**** INPUT FOR THIS TASK

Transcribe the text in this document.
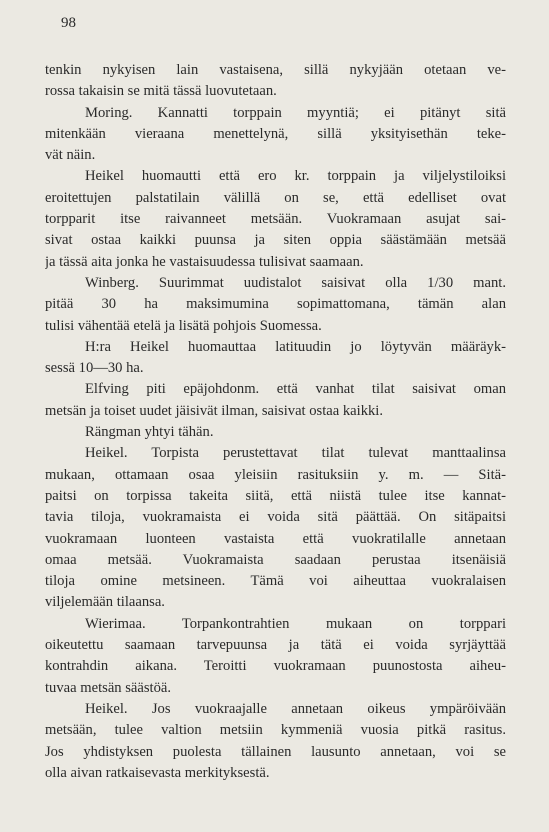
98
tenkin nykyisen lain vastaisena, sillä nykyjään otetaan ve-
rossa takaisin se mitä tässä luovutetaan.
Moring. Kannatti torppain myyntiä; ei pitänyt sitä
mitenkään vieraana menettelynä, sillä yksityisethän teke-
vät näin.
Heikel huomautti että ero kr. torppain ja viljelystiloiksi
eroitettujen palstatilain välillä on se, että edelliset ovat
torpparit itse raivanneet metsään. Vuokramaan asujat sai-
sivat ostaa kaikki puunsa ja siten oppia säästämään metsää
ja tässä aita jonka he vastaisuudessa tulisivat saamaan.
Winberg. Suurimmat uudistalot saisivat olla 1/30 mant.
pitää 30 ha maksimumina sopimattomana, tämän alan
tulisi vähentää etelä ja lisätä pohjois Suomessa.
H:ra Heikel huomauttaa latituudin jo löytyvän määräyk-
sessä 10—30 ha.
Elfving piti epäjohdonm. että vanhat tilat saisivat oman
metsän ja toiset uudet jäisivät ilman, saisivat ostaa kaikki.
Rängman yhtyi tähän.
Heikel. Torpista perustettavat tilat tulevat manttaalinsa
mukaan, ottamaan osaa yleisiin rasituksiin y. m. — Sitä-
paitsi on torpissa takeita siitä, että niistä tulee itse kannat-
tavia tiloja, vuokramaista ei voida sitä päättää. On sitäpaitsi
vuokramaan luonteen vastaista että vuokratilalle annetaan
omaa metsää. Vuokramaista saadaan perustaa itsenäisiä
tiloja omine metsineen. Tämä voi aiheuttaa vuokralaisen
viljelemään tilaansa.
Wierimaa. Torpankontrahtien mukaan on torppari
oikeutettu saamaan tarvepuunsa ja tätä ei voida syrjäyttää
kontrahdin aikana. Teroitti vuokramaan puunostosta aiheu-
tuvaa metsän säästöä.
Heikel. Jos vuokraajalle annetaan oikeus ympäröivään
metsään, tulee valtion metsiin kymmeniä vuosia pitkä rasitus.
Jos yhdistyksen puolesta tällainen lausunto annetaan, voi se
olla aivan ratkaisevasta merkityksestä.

********
**** INPUT FOR THIS TASK

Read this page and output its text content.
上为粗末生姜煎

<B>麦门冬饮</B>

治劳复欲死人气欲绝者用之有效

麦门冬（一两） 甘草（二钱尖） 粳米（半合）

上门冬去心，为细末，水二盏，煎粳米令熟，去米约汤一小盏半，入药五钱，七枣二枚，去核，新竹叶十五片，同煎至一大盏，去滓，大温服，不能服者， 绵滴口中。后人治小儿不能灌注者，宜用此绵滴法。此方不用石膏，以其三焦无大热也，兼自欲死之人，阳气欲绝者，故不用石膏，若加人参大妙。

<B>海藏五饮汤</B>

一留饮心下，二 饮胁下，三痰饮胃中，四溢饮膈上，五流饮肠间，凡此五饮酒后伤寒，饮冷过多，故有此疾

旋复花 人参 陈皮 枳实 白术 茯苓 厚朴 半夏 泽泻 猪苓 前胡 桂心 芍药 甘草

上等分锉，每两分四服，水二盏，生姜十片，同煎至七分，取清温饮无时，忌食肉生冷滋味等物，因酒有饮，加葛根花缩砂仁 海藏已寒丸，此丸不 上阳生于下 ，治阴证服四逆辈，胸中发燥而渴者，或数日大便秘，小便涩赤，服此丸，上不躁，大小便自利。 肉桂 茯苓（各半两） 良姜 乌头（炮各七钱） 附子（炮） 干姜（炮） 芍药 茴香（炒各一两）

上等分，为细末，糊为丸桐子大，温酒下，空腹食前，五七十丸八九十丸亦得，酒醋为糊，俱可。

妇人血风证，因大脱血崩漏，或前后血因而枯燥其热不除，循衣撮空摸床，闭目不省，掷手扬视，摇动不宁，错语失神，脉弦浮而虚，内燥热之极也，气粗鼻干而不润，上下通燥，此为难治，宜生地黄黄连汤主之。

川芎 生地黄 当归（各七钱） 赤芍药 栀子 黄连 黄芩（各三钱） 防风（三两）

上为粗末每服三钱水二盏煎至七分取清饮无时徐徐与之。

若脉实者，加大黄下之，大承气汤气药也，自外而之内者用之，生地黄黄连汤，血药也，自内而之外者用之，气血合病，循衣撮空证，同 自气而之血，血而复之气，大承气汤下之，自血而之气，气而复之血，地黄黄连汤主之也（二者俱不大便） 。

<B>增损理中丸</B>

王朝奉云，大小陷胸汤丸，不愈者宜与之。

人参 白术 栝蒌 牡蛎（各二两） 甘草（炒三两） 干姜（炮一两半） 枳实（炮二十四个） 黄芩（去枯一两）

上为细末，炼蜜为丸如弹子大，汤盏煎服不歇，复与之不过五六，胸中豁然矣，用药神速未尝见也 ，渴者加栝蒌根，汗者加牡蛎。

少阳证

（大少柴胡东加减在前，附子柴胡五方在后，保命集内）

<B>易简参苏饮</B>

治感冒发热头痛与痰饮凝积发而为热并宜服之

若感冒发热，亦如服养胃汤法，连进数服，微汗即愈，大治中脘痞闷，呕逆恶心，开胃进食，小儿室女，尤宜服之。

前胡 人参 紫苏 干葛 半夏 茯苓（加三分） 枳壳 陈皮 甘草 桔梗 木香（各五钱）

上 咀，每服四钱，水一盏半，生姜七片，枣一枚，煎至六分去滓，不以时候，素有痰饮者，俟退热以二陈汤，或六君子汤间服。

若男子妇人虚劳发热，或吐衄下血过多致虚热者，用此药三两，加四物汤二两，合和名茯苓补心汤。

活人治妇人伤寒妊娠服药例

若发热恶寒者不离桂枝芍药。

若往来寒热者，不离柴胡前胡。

********

| TASK DESCRIPTION |
Find every line that holds "metsän" and copy it.

| REPLY |
metsän ja toiset uudet jäisivät ilman, saisivat ostaa kaikki.
tuvaa metsän säästöä.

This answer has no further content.